[Collected data entries]
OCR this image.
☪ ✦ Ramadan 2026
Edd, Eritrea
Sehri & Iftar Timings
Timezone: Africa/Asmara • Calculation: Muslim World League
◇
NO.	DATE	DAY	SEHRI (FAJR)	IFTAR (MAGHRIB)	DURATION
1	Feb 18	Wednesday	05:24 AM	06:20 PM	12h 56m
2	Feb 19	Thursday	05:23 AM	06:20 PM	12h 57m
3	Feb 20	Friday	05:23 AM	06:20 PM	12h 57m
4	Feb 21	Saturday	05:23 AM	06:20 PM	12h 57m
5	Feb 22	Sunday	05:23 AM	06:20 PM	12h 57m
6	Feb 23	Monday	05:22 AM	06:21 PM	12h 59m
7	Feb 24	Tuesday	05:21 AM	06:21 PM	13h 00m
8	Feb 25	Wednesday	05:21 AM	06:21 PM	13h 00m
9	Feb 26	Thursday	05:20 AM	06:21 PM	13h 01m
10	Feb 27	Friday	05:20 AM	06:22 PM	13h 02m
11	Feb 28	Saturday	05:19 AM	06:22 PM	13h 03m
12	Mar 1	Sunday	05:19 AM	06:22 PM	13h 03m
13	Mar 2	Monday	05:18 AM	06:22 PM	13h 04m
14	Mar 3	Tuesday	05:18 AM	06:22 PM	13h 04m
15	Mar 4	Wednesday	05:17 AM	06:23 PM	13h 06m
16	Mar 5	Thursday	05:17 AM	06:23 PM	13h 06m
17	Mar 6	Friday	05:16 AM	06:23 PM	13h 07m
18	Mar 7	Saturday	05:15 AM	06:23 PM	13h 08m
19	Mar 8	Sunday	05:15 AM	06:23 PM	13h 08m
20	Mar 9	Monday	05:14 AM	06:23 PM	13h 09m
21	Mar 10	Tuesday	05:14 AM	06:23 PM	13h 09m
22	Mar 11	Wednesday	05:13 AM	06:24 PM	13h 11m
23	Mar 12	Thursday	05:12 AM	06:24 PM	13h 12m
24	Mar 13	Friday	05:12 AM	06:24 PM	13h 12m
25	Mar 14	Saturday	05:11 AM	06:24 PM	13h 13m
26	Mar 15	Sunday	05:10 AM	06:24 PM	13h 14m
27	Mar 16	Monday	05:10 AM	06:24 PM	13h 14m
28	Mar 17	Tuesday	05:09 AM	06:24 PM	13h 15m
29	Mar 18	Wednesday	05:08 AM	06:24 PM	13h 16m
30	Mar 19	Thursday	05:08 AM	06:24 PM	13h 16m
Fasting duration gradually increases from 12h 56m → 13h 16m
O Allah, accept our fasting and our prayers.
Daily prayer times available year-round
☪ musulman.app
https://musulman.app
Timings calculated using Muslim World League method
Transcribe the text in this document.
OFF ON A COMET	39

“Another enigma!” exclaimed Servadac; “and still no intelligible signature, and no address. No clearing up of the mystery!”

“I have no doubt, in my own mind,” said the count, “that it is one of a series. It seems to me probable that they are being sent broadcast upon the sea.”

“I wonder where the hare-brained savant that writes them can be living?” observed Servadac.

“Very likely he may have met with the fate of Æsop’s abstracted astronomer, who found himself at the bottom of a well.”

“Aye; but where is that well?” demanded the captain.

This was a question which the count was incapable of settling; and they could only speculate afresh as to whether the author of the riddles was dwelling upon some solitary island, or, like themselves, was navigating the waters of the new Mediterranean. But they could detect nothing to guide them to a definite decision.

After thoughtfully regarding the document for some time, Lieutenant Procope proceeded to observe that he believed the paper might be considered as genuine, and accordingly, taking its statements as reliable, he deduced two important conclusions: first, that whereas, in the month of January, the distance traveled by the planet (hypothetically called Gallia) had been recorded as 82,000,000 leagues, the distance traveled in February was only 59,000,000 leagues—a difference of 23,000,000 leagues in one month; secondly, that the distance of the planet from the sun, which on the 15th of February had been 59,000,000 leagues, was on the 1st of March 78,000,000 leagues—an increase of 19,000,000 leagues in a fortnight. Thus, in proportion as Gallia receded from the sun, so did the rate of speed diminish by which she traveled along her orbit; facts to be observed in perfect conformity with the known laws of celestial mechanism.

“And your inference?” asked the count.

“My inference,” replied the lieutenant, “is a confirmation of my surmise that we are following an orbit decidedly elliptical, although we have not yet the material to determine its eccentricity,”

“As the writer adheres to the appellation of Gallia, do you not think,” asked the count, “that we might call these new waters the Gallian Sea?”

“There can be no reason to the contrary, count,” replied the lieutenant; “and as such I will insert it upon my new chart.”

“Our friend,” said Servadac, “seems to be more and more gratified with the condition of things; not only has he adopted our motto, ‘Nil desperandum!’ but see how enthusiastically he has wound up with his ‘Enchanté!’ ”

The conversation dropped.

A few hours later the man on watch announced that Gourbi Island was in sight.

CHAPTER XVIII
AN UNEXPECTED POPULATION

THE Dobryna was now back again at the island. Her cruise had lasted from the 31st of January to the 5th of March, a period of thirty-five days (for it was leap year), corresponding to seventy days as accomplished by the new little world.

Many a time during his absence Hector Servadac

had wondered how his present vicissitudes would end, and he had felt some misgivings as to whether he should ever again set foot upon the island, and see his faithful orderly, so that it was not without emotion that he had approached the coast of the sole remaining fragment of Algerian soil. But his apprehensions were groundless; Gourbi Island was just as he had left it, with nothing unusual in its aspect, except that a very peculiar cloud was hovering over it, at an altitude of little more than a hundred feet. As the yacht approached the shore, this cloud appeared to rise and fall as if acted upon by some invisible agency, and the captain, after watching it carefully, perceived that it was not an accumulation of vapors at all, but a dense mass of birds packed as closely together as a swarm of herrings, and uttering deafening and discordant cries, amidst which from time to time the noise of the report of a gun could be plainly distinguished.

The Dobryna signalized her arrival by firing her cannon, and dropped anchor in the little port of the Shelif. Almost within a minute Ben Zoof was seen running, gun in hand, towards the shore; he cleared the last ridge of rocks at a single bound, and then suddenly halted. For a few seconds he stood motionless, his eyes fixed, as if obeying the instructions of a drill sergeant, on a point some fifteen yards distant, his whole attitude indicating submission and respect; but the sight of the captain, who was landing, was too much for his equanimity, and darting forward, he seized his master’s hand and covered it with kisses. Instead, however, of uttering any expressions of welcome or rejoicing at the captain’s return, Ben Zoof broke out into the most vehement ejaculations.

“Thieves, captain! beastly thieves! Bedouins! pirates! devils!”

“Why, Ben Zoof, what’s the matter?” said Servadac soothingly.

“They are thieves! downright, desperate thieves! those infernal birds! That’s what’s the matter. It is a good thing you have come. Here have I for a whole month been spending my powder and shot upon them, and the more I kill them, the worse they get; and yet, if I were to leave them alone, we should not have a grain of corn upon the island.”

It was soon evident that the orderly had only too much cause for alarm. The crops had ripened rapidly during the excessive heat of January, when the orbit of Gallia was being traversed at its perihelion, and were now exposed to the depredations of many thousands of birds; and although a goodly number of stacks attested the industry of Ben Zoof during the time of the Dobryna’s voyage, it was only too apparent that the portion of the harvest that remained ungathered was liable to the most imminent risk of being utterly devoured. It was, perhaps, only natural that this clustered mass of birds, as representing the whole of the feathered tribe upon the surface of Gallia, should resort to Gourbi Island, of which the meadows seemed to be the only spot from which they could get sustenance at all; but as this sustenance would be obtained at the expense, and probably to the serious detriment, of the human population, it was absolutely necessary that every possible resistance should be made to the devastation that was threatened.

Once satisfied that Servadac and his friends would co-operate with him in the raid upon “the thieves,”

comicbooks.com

• _Exercise_
Pick out and copy the lines of the entries that hold the string "Wednesday".

• _Reply to the exercise_
1	Feb 18	Wednesday	05:24 AM	06:20 PM	12h 56m
8	Feb 25	Wednesday	05:21 AM	06:21 PM	13h 00m
15	Mar 4	Wednesday	05:17 AM	06:23 PM	13h 06m
22	Mar 11	Wednesday	05:13 AM	06:24 PM	13h 11m
29	Mar 18	Wednesday	05:08 AM	06:24 PM	13h 16m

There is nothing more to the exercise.